*Supplied text*.
★ ★ ★
Procrastination?
Let's do something about it -
Tomorrow
Introduction
Have you ever heard a little voice inside saying 'yes, I will do that. But not now - later.' Yet there's no time on the clock called 'later.' Nor is there such a day on the calendar. So later never comes and we just don't get round to doing it. We're full of good intentions, but somehow it never happens. My mother used to say 'the road to hell is paved with good intentions.' Wise woman, my mother. So how do we get ourselves to do what we say we'll do? How do we stop ourselves from procrastinating?
The participants in a seminar were asked: 'What would you do with the money if you were given R86 400 every day to spend for the rest of your life?' The answers came really quickly to start with, but then started to fade when people had named their current desires. She generated a few more when she added, 'Now let me tell you a little more. Your bank account is topped up to R86 400 at midnight every night. So even if you don't spend the money, you still have the same amount each day.'
Then we started trying to find ways round the problem of not getting the maximum when we hadn't spent it all. She then asked 'How many of you would start just wasting the money?' Nobody said yes. 'How many, even when you realised you had wasted some one day, would continue to waste it every day.' Again nobody said yes.
She concluded, 'Yet this story is true, you are given 86 400 to spend every day. And it's replenished at mid-night. It's just that it isn't rands - you're given seconds instead.'
We then began to realise that time has value - real value. Some even say time is money. We're given 86 400 seconds each day, and we can't save any for tomorrow. How much time do we use wisely? How much do we just squander? To stop ourselves procrastinating we first need to see time as valuable.
Reward Yourself.
When we have a task to perform, break it down into more manageable chunks. Make a commitment to doing the next chunk by a certain time. Reward yourselves for completing it. Perhaps this is your motivator; 'I'm going to do this task by this evening, and then I'll watch my favourite program.' The motivation is that if it's not done by the time the program is shown, then we don't allow ourselves to watch it.
'Cruel' you say. No, just effective. You'll only miss your favourite program only once. Next time you'll ensure that the task is completed by your self-imposed deadline. And, anyway, you can always use the VCR to record the episode so that you can watch it when you've completed the task.
This works whether you have pleasant or unpleasant tasks to do. Do the unpleasant ones first. The reward can be anything you enjoy, including another task. Reward yourself with the pleasant task only once you've completed the unpleasant ones. Make the reward commensurate with the size of the task. On the day you go to the gym for the first time, you can have a second helping of desert, but don't indulge your habit, don't eat a litre of your favourite ice-cream! If the achievement took ages, and really is monumental, then you can choose a really large reward, you can enjoy the 'litre'.
Keep your Promises to Yourself.
★ ★ ★
[Layout region rows]
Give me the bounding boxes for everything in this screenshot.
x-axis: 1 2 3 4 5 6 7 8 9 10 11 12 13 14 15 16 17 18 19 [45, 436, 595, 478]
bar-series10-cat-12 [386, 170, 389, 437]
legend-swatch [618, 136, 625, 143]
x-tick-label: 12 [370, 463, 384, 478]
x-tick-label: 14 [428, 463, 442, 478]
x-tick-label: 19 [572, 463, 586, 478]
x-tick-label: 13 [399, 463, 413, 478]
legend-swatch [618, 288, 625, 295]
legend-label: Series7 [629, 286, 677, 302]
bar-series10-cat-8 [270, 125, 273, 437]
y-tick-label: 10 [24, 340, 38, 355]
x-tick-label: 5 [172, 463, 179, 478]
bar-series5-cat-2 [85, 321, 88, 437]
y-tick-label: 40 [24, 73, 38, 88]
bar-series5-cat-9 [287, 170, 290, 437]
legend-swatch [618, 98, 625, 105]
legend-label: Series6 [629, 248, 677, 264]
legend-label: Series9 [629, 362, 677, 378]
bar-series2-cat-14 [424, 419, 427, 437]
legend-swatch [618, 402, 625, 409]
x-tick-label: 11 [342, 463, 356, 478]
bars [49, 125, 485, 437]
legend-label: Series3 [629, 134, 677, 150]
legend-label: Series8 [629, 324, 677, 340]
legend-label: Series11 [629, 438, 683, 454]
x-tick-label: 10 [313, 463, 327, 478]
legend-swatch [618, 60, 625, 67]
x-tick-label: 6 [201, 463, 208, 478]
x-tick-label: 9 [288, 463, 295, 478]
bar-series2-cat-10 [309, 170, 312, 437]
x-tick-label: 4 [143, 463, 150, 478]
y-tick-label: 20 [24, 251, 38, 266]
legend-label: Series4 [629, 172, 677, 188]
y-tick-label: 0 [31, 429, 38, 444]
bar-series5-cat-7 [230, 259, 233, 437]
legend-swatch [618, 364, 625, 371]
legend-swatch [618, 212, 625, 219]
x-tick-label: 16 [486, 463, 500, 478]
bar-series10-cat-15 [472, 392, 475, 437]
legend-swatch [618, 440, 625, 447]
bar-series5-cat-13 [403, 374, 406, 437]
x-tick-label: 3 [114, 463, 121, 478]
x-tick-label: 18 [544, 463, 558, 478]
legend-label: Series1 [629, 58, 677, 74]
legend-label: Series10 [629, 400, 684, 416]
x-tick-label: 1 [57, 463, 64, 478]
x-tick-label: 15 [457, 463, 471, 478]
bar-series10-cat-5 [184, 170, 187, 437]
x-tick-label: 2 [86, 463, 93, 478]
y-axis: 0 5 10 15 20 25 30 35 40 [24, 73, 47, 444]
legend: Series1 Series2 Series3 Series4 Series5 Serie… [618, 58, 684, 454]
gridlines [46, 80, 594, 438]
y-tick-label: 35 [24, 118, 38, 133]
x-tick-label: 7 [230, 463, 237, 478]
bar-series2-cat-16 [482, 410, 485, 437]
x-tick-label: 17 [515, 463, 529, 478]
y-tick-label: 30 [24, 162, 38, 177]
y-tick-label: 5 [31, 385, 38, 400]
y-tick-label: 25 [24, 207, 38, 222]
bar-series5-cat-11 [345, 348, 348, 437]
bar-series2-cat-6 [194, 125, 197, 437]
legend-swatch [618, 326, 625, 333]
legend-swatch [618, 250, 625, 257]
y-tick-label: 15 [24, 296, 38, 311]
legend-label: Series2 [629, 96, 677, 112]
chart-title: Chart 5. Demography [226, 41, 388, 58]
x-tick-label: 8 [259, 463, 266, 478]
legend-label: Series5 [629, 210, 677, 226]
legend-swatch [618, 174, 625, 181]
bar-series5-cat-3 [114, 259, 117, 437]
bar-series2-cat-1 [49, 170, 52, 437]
★ ★ ★
*Objective 1*. Rewrite the procrastination text from "She concluded, 'Yet" to "to watch it.", swapping "rands" for "dollars".
*Objective 2*. Carry on the procrastination essay, picking up right after its last line.

*Written response 1*.
She concluded, 'Yet this story is true, you are given 86 400 to spend every day. And it's replenished at mid-night. It's just that it isn't dollars - you're given seconds instead.'
We then began to realise that time has value - real value. Some even say time is money. We're given 86 400 seconds each day, and we can't save any for tomorrow. How much time do we use wisely? How much do we just squander? To stop ourselves procrastinating we first need to see time as valuable.
Reward Yourself.
When we have a task to perform, break it down into more manageable chunks. Make a commitment to doing the next chunk by a certain time. Reward yourselves for completing it. Perhaps this is your motivator; 'I'm going to do this task by this evening, and then I'll watch my favourite program.' The motivation is that if it's not done by the time the program is shown, then we don't allow ourselves to watch it.

*Written response 2*.
This is effective deadline setting at its best. Yet it relies upon you keeping your word - to yourself. And if you don't keep your own word to yourself, there's no power in your word. The muscle of your word will be weakened and you'll have even less power to create. Your word will have no power.
So let's be careful what we promise. Take promises very seriously, because we lose much personal power when we break our commitments. Especially those we make to ourselves. We need to know that we are worth keeping our promises. That's the way to create extraordinary results.
Do what's Important First.
Sometimes the problem is that we haven't decided what is important to us, or what isn't. Too often we spend our time doing what's urgent. Urgent is not necessarily important. What's important and urgent to us may not be so for another. Yet we define ourselves by the choices we make.
Which would be the more profitable use of our time? The urgent, which may not necessarily be important? Or the important which is not urgent. How often do we spend our time, and our money, on what is neither? Does its urgency say anything about how important it is? And how do we tell what is important anyway? We suggest you use a very simple definition: 'If it will or could make a significant difference to your life in five years time, then it's important - and if it won't, it's not important.' Notice this says nothing about whether it's urgent or not.
Is your life developing in the way you really want? Have the past five years seen the big improvement you really would have liked in your wildest dreams? If not, perhaps it's because you haven't yet decided exactly what is important for you. Many of us spend our lives doing the urgent, because we haven't put in the time and effort to decide what's important to us. It's not too late, but if we do not decide what's important for us, then how likely is it to ever happen?
So What Is Important To You?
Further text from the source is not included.